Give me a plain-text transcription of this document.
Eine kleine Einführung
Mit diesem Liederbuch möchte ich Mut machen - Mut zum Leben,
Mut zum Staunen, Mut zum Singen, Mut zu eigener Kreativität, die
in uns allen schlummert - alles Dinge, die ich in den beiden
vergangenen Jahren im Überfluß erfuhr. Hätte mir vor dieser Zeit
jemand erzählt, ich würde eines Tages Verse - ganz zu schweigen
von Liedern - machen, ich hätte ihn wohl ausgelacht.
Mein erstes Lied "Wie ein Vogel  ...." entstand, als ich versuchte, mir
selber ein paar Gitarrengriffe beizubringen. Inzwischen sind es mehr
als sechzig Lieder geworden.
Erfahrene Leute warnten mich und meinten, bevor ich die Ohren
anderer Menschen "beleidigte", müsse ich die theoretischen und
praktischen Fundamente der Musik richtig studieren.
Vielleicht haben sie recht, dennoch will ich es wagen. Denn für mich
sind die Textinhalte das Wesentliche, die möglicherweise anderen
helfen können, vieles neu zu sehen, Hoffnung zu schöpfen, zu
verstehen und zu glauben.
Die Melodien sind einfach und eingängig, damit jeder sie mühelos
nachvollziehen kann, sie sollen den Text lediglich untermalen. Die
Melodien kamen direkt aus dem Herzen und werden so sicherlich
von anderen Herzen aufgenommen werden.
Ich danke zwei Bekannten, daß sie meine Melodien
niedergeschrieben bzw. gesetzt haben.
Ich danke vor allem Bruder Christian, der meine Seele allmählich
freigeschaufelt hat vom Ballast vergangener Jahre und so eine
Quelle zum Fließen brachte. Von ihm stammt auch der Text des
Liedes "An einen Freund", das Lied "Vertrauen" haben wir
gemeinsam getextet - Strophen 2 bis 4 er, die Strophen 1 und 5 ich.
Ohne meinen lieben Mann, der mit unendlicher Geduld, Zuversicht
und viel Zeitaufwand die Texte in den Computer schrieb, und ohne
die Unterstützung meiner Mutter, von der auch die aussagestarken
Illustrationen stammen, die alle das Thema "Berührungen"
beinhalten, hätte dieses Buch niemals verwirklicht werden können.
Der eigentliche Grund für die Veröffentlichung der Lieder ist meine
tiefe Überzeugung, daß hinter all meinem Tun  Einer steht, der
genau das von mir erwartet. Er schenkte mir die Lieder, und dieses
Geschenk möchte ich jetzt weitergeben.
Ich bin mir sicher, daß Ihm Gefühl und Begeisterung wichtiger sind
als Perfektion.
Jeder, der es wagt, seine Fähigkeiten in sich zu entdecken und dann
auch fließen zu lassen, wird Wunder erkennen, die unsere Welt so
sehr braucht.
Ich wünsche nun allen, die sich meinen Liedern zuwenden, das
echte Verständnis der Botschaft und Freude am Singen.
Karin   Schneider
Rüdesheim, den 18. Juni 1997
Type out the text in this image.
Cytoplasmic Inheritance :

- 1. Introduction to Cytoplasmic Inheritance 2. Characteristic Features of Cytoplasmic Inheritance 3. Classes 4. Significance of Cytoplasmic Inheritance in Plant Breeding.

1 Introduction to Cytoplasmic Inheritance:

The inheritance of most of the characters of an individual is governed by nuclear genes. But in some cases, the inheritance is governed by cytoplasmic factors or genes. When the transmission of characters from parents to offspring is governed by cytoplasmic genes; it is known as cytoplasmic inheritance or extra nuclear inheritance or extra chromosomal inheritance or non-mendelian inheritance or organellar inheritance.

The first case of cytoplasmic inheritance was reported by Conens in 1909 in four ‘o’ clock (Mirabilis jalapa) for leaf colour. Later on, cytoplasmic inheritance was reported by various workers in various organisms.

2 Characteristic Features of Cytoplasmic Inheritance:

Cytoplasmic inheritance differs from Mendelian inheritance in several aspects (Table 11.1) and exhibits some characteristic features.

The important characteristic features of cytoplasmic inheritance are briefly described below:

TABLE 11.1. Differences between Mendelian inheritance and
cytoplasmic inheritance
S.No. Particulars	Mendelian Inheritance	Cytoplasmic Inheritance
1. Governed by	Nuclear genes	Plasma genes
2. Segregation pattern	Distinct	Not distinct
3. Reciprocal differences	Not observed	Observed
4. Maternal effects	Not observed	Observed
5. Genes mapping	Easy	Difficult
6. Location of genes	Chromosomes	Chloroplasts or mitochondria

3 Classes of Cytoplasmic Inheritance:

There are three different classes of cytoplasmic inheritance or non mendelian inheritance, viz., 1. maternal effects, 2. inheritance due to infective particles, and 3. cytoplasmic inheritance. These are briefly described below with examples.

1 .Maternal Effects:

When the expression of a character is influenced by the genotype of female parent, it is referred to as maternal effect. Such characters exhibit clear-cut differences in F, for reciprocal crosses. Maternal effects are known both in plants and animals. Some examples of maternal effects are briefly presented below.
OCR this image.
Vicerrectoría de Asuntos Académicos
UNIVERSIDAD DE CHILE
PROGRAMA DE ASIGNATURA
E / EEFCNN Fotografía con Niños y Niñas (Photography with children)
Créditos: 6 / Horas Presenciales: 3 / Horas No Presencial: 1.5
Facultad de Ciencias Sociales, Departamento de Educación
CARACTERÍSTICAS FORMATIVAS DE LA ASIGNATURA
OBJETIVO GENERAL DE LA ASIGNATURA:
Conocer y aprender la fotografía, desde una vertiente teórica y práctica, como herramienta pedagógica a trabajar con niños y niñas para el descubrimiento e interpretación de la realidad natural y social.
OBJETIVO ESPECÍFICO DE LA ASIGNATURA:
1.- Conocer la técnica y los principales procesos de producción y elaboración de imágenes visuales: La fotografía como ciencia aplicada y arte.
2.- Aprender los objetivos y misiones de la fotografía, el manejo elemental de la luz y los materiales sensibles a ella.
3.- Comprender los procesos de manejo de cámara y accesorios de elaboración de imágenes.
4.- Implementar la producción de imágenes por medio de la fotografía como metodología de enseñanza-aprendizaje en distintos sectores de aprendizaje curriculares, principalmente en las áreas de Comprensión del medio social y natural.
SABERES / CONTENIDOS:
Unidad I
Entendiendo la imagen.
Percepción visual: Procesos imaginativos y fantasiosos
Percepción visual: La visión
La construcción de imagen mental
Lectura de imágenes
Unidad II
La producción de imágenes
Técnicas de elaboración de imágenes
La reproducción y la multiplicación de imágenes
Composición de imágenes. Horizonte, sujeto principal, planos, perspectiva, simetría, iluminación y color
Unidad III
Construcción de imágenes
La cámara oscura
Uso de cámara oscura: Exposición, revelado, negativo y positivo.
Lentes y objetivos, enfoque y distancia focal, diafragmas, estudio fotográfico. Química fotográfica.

^^^^^^^^^^^^^^^^

### [WHAT YOU NEED TO DO]
Where a line in the records above holds the string "meinen", it counts toward the total; give that total alone.

### [ANSWER BOX]
2